GIVEN DATA.

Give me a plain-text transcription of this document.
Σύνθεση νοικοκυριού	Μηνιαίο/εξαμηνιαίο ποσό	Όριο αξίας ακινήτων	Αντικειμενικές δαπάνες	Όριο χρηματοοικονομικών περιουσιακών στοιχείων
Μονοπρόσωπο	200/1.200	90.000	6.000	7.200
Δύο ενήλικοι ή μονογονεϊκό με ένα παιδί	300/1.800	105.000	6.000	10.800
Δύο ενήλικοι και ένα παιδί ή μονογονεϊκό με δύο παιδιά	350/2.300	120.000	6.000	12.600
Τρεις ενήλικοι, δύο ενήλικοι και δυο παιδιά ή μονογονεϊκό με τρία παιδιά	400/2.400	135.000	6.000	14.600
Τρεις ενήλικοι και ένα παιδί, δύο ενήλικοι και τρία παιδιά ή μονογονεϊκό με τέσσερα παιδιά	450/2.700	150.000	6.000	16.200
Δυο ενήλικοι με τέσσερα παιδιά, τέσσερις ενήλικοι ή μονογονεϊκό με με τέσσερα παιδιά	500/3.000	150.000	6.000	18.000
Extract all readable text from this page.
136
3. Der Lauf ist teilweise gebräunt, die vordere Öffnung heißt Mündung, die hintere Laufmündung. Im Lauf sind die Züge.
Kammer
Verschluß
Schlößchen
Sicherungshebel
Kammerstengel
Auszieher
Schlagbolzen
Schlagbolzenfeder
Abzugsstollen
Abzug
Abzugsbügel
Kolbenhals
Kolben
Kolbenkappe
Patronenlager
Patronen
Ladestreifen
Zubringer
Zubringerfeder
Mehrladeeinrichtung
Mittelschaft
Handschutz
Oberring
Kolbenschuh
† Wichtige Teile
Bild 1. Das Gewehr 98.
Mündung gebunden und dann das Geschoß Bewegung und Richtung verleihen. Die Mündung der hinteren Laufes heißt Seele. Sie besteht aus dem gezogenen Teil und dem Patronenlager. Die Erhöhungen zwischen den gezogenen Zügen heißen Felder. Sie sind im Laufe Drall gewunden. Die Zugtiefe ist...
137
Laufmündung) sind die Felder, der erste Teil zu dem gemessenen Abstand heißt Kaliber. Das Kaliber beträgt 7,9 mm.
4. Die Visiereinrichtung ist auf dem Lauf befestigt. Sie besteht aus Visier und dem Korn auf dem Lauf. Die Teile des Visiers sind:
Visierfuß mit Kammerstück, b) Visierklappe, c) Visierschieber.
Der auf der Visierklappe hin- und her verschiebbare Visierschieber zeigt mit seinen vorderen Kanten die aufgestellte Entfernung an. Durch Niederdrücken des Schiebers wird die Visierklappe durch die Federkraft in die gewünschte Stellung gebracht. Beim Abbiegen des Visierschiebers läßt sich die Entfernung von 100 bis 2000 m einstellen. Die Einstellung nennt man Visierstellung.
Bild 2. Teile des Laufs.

WHAT IS BEING ASKED. Copy each line in the data that holds the word "Τρεις".

COMPLETE RESPONSE.
Τρεις ενήλικοι, δύο ενήλικοι και δυο παιδιά ή μονογονεϊκό με τρία παιδιά	400/2.400	135.000	6.000	14.600
Τρεις ενήλικοι και ένα παιδί, δύο ενήλικοι και τρία παιδιά ή μονογονεϊκό με τέσσερα παιδιά	450/2.700	150.000	6.000	16.200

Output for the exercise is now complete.